PROBLEM TO SOLVE:
Take every line from the material that has the word "meio" in it.

Dataset entries:
=====
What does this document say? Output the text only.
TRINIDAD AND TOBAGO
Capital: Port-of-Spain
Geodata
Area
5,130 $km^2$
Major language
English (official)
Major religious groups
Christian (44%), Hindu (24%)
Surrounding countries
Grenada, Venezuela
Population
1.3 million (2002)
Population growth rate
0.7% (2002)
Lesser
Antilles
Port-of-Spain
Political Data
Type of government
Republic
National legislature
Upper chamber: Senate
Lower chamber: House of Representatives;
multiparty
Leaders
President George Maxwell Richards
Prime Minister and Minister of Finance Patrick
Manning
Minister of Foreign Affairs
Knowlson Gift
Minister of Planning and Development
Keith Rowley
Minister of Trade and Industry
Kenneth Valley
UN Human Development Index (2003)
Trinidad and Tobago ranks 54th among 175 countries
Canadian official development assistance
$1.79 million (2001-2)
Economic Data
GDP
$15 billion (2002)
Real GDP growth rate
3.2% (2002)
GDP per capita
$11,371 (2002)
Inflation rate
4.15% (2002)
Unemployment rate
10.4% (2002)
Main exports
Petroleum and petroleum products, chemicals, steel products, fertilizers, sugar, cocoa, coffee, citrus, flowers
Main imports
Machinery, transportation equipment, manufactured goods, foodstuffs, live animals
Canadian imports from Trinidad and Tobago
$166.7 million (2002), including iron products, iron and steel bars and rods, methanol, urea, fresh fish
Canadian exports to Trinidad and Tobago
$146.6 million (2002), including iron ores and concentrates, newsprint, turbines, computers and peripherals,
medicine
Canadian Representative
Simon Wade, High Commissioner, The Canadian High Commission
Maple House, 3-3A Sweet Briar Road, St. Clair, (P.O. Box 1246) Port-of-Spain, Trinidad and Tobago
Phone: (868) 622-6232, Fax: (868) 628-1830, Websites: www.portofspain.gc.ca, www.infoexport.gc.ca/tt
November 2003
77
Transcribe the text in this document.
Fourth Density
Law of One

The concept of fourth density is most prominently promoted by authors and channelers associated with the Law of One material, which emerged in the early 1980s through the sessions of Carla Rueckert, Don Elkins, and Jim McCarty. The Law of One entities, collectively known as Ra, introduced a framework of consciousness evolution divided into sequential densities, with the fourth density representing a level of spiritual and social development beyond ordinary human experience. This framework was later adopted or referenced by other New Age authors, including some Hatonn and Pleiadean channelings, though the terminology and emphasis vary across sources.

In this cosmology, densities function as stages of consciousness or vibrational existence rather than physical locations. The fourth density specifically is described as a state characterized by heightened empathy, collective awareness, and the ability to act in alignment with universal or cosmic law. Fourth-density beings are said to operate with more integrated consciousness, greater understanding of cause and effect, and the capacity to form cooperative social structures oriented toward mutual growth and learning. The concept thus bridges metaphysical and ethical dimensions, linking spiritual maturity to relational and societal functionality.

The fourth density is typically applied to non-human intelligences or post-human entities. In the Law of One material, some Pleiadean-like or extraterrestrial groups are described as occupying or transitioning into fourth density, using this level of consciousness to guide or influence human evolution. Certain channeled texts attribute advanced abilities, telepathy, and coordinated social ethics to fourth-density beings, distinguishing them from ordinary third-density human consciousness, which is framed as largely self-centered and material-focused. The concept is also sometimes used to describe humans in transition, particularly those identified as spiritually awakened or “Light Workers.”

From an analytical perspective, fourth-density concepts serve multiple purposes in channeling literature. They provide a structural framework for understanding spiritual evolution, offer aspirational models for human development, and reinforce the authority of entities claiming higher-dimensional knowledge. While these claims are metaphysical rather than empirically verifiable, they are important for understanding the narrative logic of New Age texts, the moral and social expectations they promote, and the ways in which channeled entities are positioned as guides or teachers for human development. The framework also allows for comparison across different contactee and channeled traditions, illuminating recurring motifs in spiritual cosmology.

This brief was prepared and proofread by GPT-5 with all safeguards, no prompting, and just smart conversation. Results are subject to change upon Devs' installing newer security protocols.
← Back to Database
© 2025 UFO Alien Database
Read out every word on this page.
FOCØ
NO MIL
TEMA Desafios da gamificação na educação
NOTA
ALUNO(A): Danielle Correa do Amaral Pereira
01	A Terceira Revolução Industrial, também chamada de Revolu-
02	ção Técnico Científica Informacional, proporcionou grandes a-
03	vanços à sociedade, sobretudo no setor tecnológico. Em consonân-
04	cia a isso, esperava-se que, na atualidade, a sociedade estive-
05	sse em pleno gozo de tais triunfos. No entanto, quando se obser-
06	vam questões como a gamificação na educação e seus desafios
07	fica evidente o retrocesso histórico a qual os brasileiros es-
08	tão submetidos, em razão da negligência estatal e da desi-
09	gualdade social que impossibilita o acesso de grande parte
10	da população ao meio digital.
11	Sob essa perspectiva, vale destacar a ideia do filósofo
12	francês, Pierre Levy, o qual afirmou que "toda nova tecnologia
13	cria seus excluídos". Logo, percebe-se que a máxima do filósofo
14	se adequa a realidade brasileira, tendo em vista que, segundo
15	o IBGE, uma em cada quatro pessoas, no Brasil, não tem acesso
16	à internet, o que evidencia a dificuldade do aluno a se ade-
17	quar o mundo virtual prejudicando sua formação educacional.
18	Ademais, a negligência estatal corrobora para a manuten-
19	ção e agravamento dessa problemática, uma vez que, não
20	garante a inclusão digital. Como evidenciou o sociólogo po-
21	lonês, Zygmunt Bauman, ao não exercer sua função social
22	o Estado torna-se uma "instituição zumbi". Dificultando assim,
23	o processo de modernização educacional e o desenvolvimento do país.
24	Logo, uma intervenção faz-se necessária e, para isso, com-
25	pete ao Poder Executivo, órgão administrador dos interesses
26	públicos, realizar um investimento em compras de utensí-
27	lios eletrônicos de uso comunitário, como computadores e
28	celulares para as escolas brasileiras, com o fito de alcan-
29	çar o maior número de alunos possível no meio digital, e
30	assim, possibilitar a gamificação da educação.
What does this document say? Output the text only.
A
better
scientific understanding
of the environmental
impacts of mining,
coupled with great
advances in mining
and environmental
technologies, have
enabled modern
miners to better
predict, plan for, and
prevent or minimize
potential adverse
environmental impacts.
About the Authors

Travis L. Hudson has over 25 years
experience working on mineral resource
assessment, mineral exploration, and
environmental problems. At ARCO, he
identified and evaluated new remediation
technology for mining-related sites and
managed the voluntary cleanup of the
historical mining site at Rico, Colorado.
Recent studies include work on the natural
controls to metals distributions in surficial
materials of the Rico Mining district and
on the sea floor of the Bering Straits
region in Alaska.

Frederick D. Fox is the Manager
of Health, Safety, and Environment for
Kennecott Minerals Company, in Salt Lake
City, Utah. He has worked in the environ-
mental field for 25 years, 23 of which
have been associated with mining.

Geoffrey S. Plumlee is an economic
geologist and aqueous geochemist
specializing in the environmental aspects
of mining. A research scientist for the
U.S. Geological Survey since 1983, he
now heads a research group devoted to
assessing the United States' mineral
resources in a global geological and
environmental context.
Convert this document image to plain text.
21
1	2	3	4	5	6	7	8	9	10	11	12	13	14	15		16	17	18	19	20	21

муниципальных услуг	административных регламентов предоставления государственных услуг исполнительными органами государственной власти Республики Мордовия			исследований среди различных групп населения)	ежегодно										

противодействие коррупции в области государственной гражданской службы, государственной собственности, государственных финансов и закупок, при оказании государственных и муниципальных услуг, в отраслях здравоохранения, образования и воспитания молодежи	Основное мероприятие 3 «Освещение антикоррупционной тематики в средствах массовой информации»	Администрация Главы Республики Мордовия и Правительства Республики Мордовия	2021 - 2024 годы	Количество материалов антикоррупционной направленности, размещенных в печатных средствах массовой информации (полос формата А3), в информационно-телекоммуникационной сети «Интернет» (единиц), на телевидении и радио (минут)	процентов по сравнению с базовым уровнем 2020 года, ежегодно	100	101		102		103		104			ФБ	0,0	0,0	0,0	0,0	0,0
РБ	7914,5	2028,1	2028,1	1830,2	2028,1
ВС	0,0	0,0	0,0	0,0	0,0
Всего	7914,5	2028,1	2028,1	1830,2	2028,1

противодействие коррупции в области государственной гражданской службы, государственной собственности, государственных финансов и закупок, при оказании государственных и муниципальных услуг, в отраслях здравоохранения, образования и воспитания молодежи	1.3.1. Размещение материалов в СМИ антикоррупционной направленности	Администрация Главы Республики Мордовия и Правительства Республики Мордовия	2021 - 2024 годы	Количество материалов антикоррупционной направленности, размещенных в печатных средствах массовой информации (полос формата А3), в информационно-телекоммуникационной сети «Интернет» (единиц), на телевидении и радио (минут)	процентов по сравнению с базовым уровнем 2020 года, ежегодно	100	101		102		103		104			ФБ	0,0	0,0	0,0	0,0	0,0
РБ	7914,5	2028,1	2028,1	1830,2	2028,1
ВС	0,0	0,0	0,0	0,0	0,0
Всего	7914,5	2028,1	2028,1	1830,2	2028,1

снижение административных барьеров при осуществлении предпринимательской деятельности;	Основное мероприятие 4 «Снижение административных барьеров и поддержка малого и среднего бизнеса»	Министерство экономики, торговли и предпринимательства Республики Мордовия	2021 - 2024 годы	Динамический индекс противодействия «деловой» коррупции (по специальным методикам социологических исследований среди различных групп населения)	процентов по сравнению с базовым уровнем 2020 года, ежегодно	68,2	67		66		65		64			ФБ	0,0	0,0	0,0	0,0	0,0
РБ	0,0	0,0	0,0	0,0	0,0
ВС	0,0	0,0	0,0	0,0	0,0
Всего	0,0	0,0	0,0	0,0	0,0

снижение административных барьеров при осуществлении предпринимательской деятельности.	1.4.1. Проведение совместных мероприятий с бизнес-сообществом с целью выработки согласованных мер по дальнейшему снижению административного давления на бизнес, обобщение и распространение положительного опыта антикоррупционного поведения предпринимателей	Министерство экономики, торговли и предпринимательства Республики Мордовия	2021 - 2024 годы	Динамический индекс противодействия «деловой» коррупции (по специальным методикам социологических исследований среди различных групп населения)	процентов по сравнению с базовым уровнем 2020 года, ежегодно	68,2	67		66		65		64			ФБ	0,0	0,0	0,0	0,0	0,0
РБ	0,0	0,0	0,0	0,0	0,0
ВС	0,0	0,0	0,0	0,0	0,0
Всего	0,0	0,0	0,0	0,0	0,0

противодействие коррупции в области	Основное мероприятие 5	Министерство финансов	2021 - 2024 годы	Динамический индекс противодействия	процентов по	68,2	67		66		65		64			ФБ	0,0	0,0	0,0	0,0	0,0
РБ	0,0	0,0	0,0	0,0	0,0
=====
CORRECT RESULT:
10	da população ao meio digital.
29	çar o maior número de alunos possível no meio digital, e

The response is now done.